WHAT NEEDS TO BE DONE:
A verbatim copy of the records is required, with all pictures left out.

GIVEN DATA:
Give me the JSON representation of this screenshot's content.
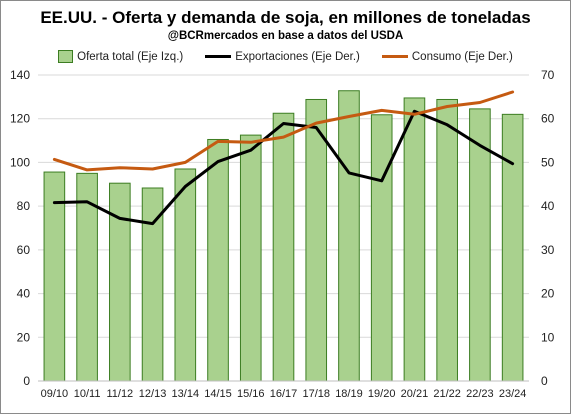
{
  "chart_data": {
    "type": "bar",
    "title": "EE.UU. - Oferta y demanda de soja, en millones de toneladas",
    "subtitle": "@BCRmercados en base a datos del USDA",
    "categories": [
      "09/10",
      "10/11",
      "11/12",
      "12/13",
      "13/14",
      "14/15",
      "15/16",
      "16/17",
      "17/18",
      "18/19",
      "19/20",
      "20/21",
      "21/22",
      "22/23",
      "23/24"
    ],
    "series": [
      {
        "name": "Oferta total (Eje Izq.)",
        "type": "bar",
        "axis": "left",
        "color": "#a9d18e",
        "border_color": "#3c7d22",
        "values": [
          95.6,
          95.0,
          90.5,
          88.3,
          97.0,
          110.5,
          112.5,
          122.5,
          128.8,
          132.8,
          121.8,
          129.5,
          128.8,
          124.5,
          122.0
        ]
      },
      {
        "name": "Exportaciones (Eje Der.)",
        "type": "line",
        "axis": "right",
        "color": "#000000",
        "values": [
          40.8,
          41.0,
          37.2,
          36.0,
          44.5,
          50.2,
          52.8,
          58.9,
          58.0,
          47.6,
          45.8,
          61.7,
          58.6,
          53.9,
          49.7
        ]
      },
      {
        "name": "Consumo (Eje Der.)",
        "type": "line",
        "axis": "right",
        "color": "#c55a11",
        "values": [
          50.7,
          48.3,
          48.8,
          48.5,
          50.0,
          54.8,
          54.6,
          55.8,
          59.0,
          60.5,
          61.9,
          61.0,
          62.8,
          63.7,
          66.1
        ]
      }
    ],
    "left_axis": {
      "ylim": [
        0,
        140
      ],
      "ticks": [
        "0",
        "20",
        "40",
        "60",
        "80",
        "100",
        "120",
        "140"
      ]
    },
    "right_axis": {
      "ylim": [
        0,
        70
      ],
      "ticks": [
        "0",
        "10",
        "20",
        "30",
        "40",
        "50",
        "60",
        "70"
      ]
    },
    "grid": true,
    "legend_position": "top"
  }
}
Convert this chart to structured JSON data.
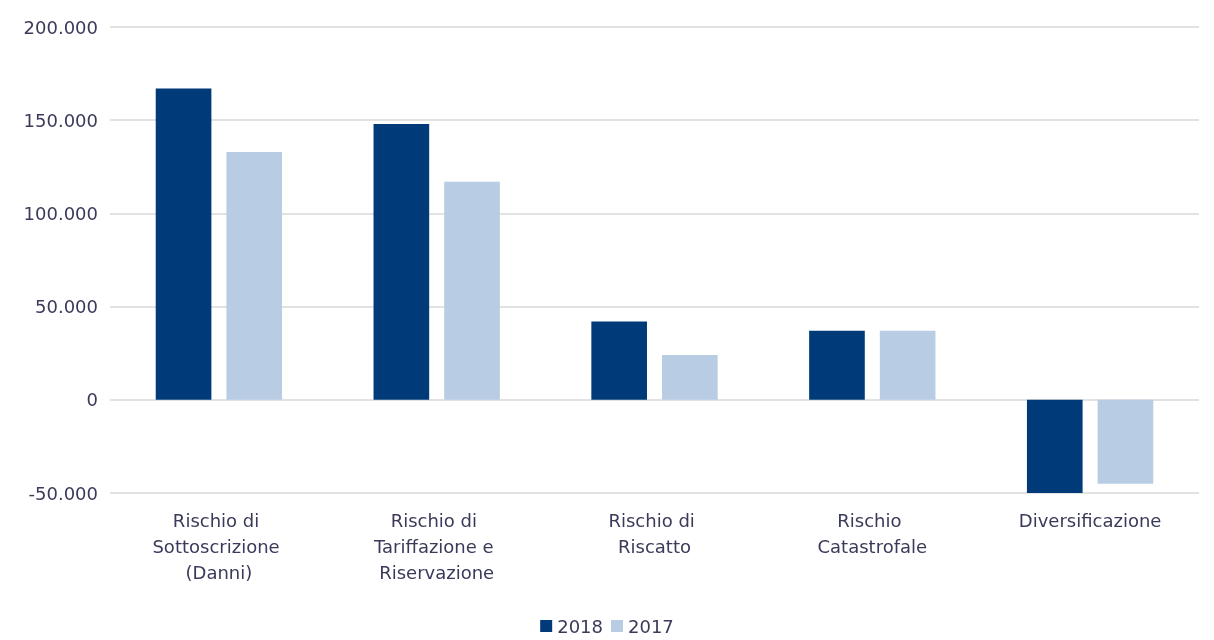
{
  "chart_data": {
    "type": "bar",
    "categories": [
      "Rischio di Sottoscrizione (Danni)",
      "Rischio di Tariffazione e Riservazione",
      "Rischio di Riscatto",
      "Rischio Catastrofale",
      "Diversificazione"
    ],
    "series": [
      {
        "name": "2018",
        "color": "#003a78",
        "values": [
          167000,
          148000,
          42000,
          37000,
          -50000
        ]
      },
      {
        "name": "2017",
        "color": "#b8cce4",
        "values": [
          133000,
          117000,
          24000,
          37000,
          -45000
        ]
      }
    ],
    "ylim": [
      -50000,
      200000
    ],
    "yticks": [
      {
        "value": -50000,
        "label": "-50.000"
      },
      {
        "value": 0,
        "label": "0"
      },
      {
        "value": 50000,
        "label": "50.000"
      },
      {
        "value": 100000,
        "label": "100.000"
      },
      {
        "value": 150000,
        "label": "150.000"
      },
      {
        "value": 200000,
        "label": "200.000"
      }
    ],
    "grid": true,
    "legend": "bottom"
  }
}
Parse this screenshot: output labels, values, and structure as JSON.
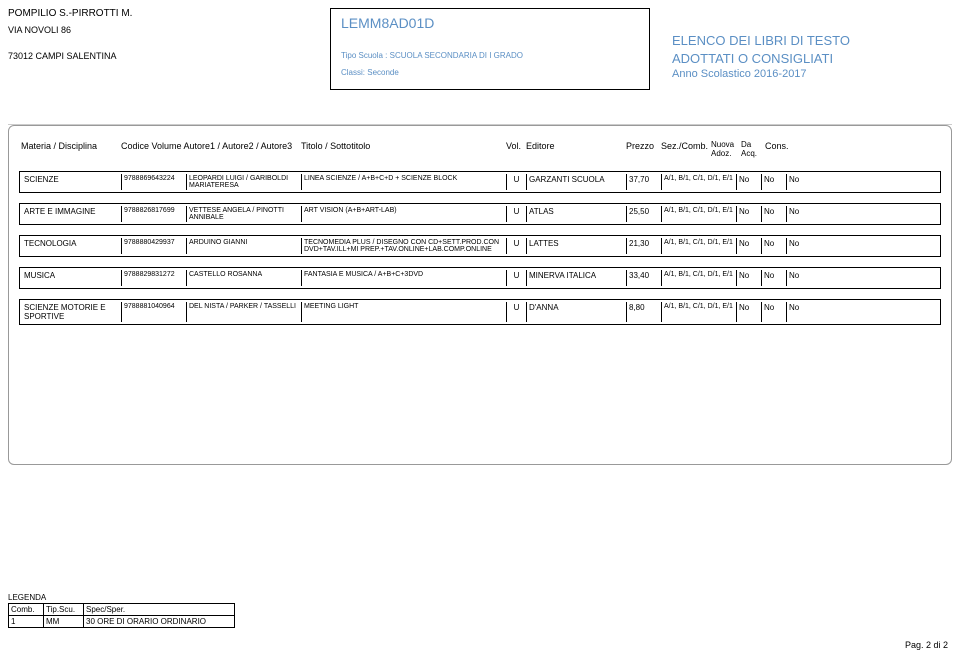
{
  "school": {
    "name": "POMPILIO S.-PIRROTTI M.",
    "address": "VIA NOVOLI 86",
    "city": "73012  CAMPI SALENTINA"
  },
  "center": {
    "code": "LEMM8AD01D",
    "tipo_label": "Tipo Scuola :",
    "tipo_value": "SCUOLA SECONDARIA DI I GRADO",
    "classi_label": "Classi:",
    "classi_value": "Seconde"
  },
  "right": {
    "title_line1": "ELENCO DEI LIBRI DI TESTO",
    "title_line2": "ADOTTATI O CONSIGLIATI",
    "anno": "Anno Scolastico 2016-2017"
  },
  "headers": {
    "materia": "Materia / Disciplina",
    "codice": "Codice Volume Autore1 / Autore2 / Autore3",
    "titolo": "Titolo / Sottotitolo",
    "vol": "Vol.",
    "editore": "Editore",
    "prezzo": "Prezzo",
    "sez": "Sez./Comb.",
    "nuova": "Nuova Adoz.",
    "da": "Da Acq.",
    "cons": "Cons."
  },
  "books": [
    {
      "materia": "SCIENZE",
      "codice": "9788869643224",
      "autore": "LEOPARDI LUIGI / GARIBOLDI MARIATERESA",
      "titolo": "LINEA SCIENZE / A+B+C+D + SCIENZE BLOCK",
      "vol": "U",
      "editore": "GARZANTI SCUOLA",
      "prezzo": "37,70",
      "sez": "A/1, B/1, C/1, D/1, E/1",
      "nuova": "No",
      "da": "No",
      "cons": "No"
    },
    {
      "materia": "ARTE E IMMAGINE",
      "codice": "9788826817699",
      "autore": "VETTESE ANGELA / PINOTTI ANNIBALE",
      "titolo": "ART VISION (A+B+ART-LAB)",
      "vol": "U",
      "editore": "ATLAS",
      "prezzo": "25,50",
      "sez": "A/1, B/1, C/1, D/1, E/1",
      "nuova": "No",
      "da": "No",
      "cons": "No"
    },
    {
      "materia": "TECNOLOGIA",
      "codice": "9788880429937",
      "autore": "ARDUINO GIANNI",
      "titolo": "TECNOMEDIA PLUS / DISEGNO CON CD+SETT.PROD.CON DVD+TAV.ILL+MI PREP.+TAV.ONLINE+LAB.COMP.ONLINE",
      "vol": "U",
      "editore": "LATTES",
      "prezzo": "21,30",
      "sez": "A/1, B/1, C/1, D/1, E/1",
      "nuova": "No",
      "da": "No",
      "cons": "No"
    },
    {
      "materia": "MUSICA",
      "codice": "9788829831272",
      "autore": "CASTELLO ROSANNA",
      "titolo": "FANTASIA E MUSICA / A+B+C+3DVD",
      "vol": "U",
      "editore": "MINERVA ITALICA",
      "prezzo": "33,40",
      "sez": "A/1, B/1, C/1, D/1, E/1",
      "nuova": "No",
      "da": "No",
      "cons": "No"
    },
    {
      "materia": "SCIENZE MOTORIE E SPORTIVE",
      "codice": "9788881040964",
      "autore": "DEL NISTA / PARKER / TASSELLI",
      "titolo": "MEETING LIGHT",
      "vol": "U",
      "editore": "D'ANNA",
      "prezzo": "8,80",
      "sez": "A/1, B/1, C/1, D/1, E/1",
      "nuova": "No",
      "da": "No",
      "cons": "No"
    }
  ],
  "legenda": {
    "title": "LEGENDA",
    "h_comb": "Comb.",
    "h_tip": "Tip.Scu.",
    "h_spec": "Spec/Sper.",
    "r_comb": "1",
    "r_tip": "MM",
    "r_spec": "30 ORE DI ORARIO ORDINARIO"
  },
  "page_num": "Pag. 2 di 2"
}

RESPONSE TO THIS TASK:
Give me the JSON representation of this screenshot's content.
{
  "chart_data": {
    "type": "bar",
    "title": "EE.UU. - Oferta y demanda de soja, en millones de toneladas",
    "subtitle": "@BCRmercados en base a datos del USDA",
    "categories": [
      "09/10",
      "10/11",
      "11/12",
      "12/13",
      "13/14",
      "14/15",
      "15/16",
      "16/17",
      "17/18",
      "18/19",
      "19/20",
      "20/21",
      "21/22",
      "22/23",
      "23/24"
    ],
    "series": [
      {
        "name": "Oferta total (Eje Izq.)",
        "type": "bar",
        "axis": "left",
        "color": "#a9d18e",
        "border_color": "#3c7d22",
        "values": [
          95.6,
          95.0,
          90.5,
          88.3,
          97.0,
          110.5,
          112.5,
          122.5,
          128.8,
          132.8,
          121.8,
          129.5,
          128.8,
          124.5,
          122.0
        ]
      },
      {
        "name": "Exportaciones (Eje Der.)",
        "type": "line",
        "axis": "right",
        "color": "#000000",
        "values": [
          40.8,
          41.0,
          37.2,
          36.0,
          44.5,
          50.2,
          52.8,
          58.9,
          58.0,
          47.6,
          45.8,
          61.7,
          58.6,
          53.9,
          49.7
        ]
      },
      {
        "name": "Consumo (Eje Der.)",
        "type": "line",
        "axis": "right",
        "color": "#c55a11",
        "values": [
          50.7,
          48.3,
          48.8,
          48.5,
          50.0,
          54.8,
          54.6,
          55.8,
          59.0,
          60.5,
          61.9,
          61.0,
          62.8,
          63.7,
          66.1
        ]
      }
    ],
    "left_axis": {
      "ylim": [
        0,
        140
      ],
      "ticks": [
        "0",
        "20",
        "40",
        "60",
        "80",
        "100",
        "120",
        "140"
      ]
    },
    "right_axis": {
      "ylim": [
        0,
        70
      ],
      "ticks": [
        "0",
        "10",
        "20",
        "30",
        "40",
        "50",
        "60",
        "70"
      ]
    },
    "grid": true,
    "legend_position": "top"
  }
}
Convert this chart to structured JSON data.
{
  "chart_data": {
    "type": "bar",
    "categories": [
      "Rischio di Sottoscrizione (Danni)",
      "Rischio di Tariffazione e Riservazione",
      "Rischio di Riscatto",
      "Rischio Catastrofale",
      "Diversificazione"
    ],
    "series": [
      {
        "name": "2018",
        "color": "#003a78",
        "values": [
          167000,
          148000,
          42000,
          37000,
          -50000
        ]
      },
      {
        "name": "2017",
        "color": "#b8cce4",
        "values": [
          133000,
          117000,
          24000,
          37000,
          -45000
        ]
      }
    ],
    "ylim": [
      -50000,
      200000
    ],
    "yticks": [
      {
        "value": -50000,
        "label": "-50.000"
      },
      {
        "value": 0,
        "label": "0"
      },
      {
        "value": 50000,
        "label": "50.000"
      },
      {
        "value": 100000,
        "label": "100.000"
      },
      {
        "value": 150000,
        "label": "150.000"
      },
      {
        "value": 200000,
        "label": "200.000"
      }
    ],
    "grid": true,
    "legend": "bottom"
  }
}
Parse this screenshot: output labels, values, and structure as JSON.
{
  "school": {
    "name": "POMPILIO S.-PIRROTTI M.",
    "address": "VIA NOVOLI 86",
    "city": "73012  CAMPI SALENTINA"
  },
  "center": {
    "code": "LEMM8AD01D",
    "tipo_label": "Tipo Scuola :",
    "tipo_value": "SCUOLA SECONDARIA DI I GRADO",
    "classi_label": "Classi:",
    "classi_value": "Seconde"
  },
  "right": {
    "title_line1": "ELENCO DEI LIBRI DI TESTO",
    "title_line2": "ADOTTATI O CONSIGLIATI",
    "anno": "Anno Scolastico 2016-2017"
  },
  "headers": {
    "materia": "Materia / Disciplina",
    "codice": "Codice Volume Autore1 / Autore2 / Autore3",
    "titolo": "Titolo / Sottotitolo",
    "vol": "Vol.",
    "editore": "Editore",
    "prezzo": "Prezzo",
    "sez": "Sez./Comb.",
    "nuova": "Nuova Adoz.",
    "da": "Da Acq.",
    "cons": "Cons."
  },
  "books": [
    {
      "materia": "SCIENZE",
      "codice": "9788869643224",
      "autore": "LEOPARDI LUIGI / GARIBOLDI MARIATERESA",
      "titolo": "LINEA SCIENZE / A+B+C+D + SCIENZE BLOCK",
      "vol": "U",
      "editore": "GARZANTI SCUOLA",
      "prezzo": "37,70",
      "sez": "A/1, B/1, C/1, D/1, E/1",
      "nuova": "No",
      "da": "No",
      "cons": "No"
    },
    {
      "materia": "ARTE E IMMAGINE",
      "codice": "9788826817699",
      "autore": "VETTESE ANGELA / PINOTTI ANNIBALE",
      "titolo": "ART VISION (A+B+ART-LAB)",
      "vol": "U",
      "editore": "ATLAS",
      "prezzo": "25,50",
      "sez": "A/1, B/1, C/1, D/1, E/1",
      "nuova": "No",
      "da": "No",
      "cons": "No"
    },
    {
      "materia": "TECNOLOGIA",
      "codice": "9788880429937",
      "autore": "ARDUINO GIANNI",
      "titolo": "TECNOMEDIA PLUS / DISEGNO CON CD+SETT.PROD.CON DVD+TAV.ILL+MI PREP.+TAV.ONLINE+LAB.COMP.ONLINE",
      "vol": "U",
      "editore": "LATTES",
      "prezzo": "21,30",
      "sez": "A/1, B/1, C/1, D/1, E/1",
      "nuova": "No",
      "da": "No",
      "cons": "No"
    },
    {
      "materia": "MUSICA",
      "codice": "9788829831272",
      "autore": "CASTELLO ROSANNA",
      "titolo": "FANTASIA E MUSICA / A+B+C+3DVD",
      "vol": "U",
      "editore": "MINERVA ITALICA",
      "prezzo": "33,40",
      "sez": "A/1, B/1, C/1, D/1, E/1",
      "nuova": "No",
      "da": "No",
      "cons": "No"
    },
    {
      "materia": "SCIENZE MOTORIE E SPORTIVE",
      "codice": "9788881040964",
      "autore": "DEL NISTA / PARKER / TASSELLI",
      "titolo": "MEETING LIGHT",
      "vol": "U",
      "editore": "D'ANNA",
      "prezzo": "8,80",
      "sez": "A/1, B/1, C/1, D/1, E/1",
      "nuova": "No",
      "da": "No",
      "cons": "No"
    }
  ],
  "legenda": {
    "title": "LEGENDA",
    "h_comb": "Comb.",
    "h_tip": "Tip.Scu.",
    "h_spec": "Spec/Sper.",
    "r_comb": "1",
    "r_tip": "MM",
    "r_spec": "30 ORE DI ORARIO ORDINARIO"
  },
  "page_num": "Pag. 2 di 2"
}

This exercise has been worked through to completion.